> PASSAGE SHOWN
++++++++

This should become the default vector mode. It persists the vector index to disk without a separate Qdrant server process.

Benefits:

- no Docker required
- no extra server setup
- easy mod install story
- good enough for many local campaigns

SQLite remains the source of truth. The embedded Qdrant index can be deleted and rebuilt from SQLite.

### managed_server

Python starts and supervises a bundled or user-installed `qdrant.exe` process.

This mode is for larger campaigns or heavier background simulation where a real Qdrant server process is useful.

Responsibilities:

- check whether Qdrant is already reachable on the configured host/port
- start `qdrant.exe` when `autostart` is enabled
- pass a local storage/config path
- wait for health check success
- stop the child process when the Python agent exits
- fall back to embedded or SQLite-only mode if configured to do so

This mode should still be local-first and should not require Docker.

## Data Ownership

### C# Mod

The C# side should not manage AI memory. It should send enough facts for Python to update memory and make decisions.

++++++++

(Image layout annotations)
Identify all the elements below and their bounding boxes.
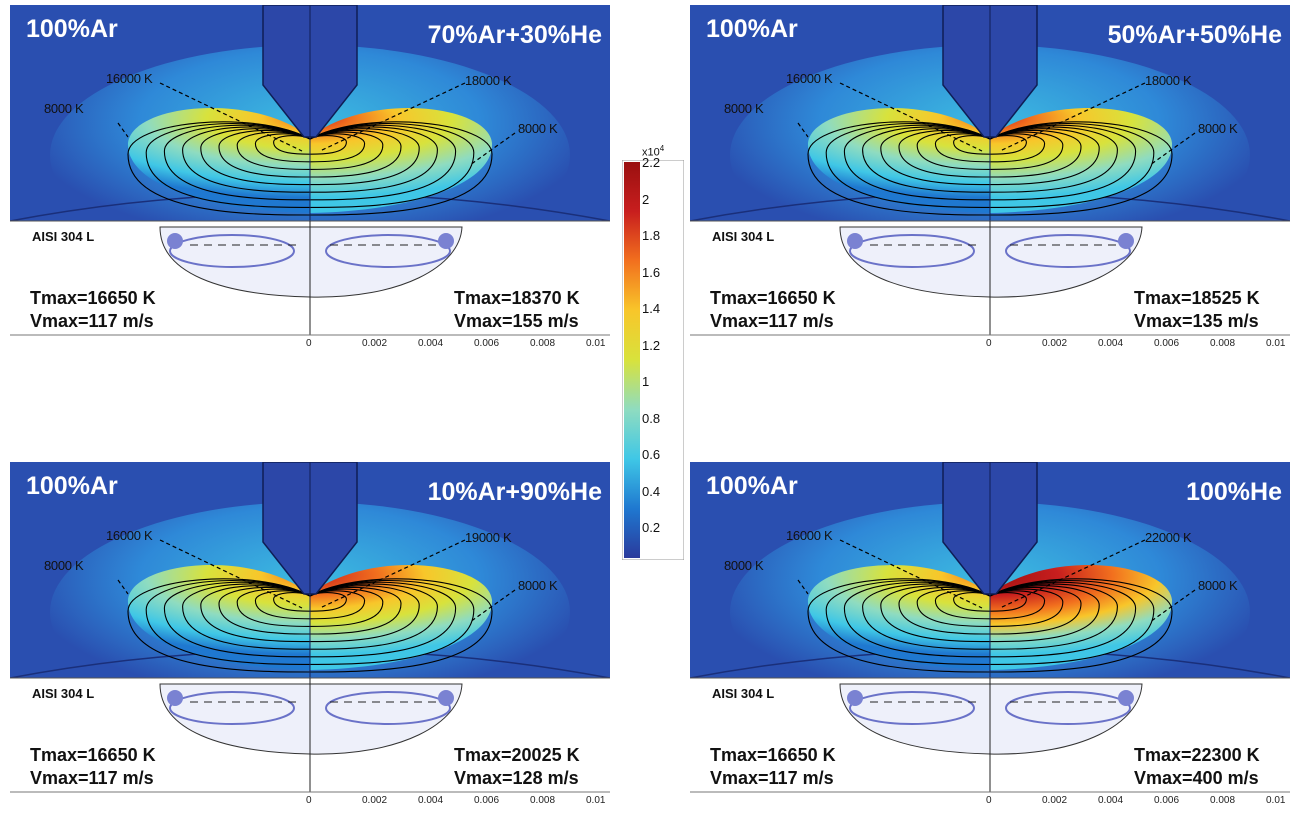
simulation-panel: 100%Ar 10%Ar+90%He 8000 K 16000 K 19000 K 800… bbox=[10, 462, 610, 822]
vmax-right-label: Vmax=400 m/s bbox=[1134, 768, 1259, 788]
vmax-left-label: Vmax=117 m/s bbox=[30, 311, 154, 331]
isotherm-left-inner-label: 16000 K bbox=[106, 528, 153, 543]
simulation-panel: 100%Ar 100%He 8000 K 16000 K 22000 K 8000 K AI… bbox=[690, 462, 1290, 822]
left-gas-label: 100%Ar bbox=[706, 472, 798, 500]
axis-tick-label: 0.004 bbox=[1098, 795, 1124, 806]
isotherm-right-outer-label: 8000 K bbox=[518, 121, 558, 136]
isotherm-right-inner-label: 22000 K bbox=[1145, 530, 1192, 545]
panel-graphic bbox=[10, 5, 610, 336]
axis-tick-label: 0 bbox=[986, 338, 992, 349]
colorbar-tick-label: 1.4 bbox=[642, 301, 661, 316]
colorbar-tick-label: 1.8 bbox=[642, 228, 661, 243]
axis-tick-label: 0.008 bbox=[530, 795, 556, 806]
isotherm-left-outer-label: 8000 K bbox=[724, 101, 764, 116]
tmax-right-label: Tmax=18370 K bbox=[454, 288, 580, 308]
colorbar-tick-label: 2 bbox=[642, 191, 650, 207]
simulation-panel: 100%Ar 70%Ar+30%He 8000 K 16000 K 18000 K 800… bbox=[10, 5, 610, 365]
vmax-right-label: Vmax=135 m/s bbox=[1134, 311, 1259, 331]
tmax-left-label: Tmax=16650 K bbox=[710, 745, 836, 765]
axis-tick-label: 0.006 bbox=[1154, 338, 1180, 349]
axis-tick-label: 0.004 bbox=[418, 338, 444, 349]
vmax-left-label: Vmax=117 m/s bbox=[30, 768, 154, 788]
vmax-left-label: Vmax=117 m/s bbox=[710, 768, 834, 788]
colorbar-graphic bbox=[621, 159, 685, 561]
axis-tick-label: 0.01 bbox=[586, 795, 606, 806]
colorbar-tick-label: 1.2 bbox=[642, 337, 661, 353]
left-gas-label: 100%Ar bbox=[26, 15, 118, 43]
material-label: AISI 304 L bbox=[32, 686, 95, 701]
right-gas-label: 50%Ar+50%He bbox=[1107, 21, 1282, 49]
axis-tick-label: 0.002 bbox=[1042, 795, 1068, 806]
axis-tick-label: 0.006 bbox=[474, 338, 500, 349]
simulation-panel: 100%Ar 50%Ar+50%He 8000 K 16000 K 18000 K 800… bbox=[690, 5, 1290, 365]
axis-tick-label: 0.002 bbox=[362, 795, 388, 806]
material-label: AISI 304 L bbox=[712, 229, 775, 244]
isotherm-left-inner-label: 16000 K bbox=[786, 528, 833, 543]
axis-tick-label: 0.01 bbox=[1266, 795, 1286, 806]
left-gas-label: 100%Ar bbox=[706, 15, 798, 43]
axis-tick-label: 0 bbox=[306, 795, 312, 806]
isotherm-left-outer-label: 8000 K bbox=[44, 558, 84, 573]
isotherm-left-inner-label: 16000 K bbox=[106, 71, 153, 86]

++++++++

> SET OF TASKS
1: Answer these questions from the Qdrant notes:
(a) What remains the source of truth?
(b) Which process does Python start and supervise in managed_server mode?
(c) What should the C# side not manage?
2: Print the Qdrant notes from "This should become" up to and including "rebuilt from SQLite.".
3: List every responsibility that the Qdrant notes give for managed_server mode.

> THE RESPONSES
1:
(a) SQLite
(b) `qdrant.exe`
(c) AI memory

2:
This should become the default vector mode. It persists the vector index to disk without a separate Qdrant server process.

Benefits:

- no Docker required
- no extra server setup
- easy mod install story
- good enough for many local campaigns

SQLite remains the source of truth. The embedded Qdrant index can be deleted and rebuilt from SQLite.

3:
- check whether Qdrant is already reachable on the configured host/port
- start `qdrant.exe` when `autostart` is enabled
- pass a local storage/config path
- wait for health check success
- stop the child process when the Python agent exits
- fall back to embedded or SQLite-only mode if configured to do so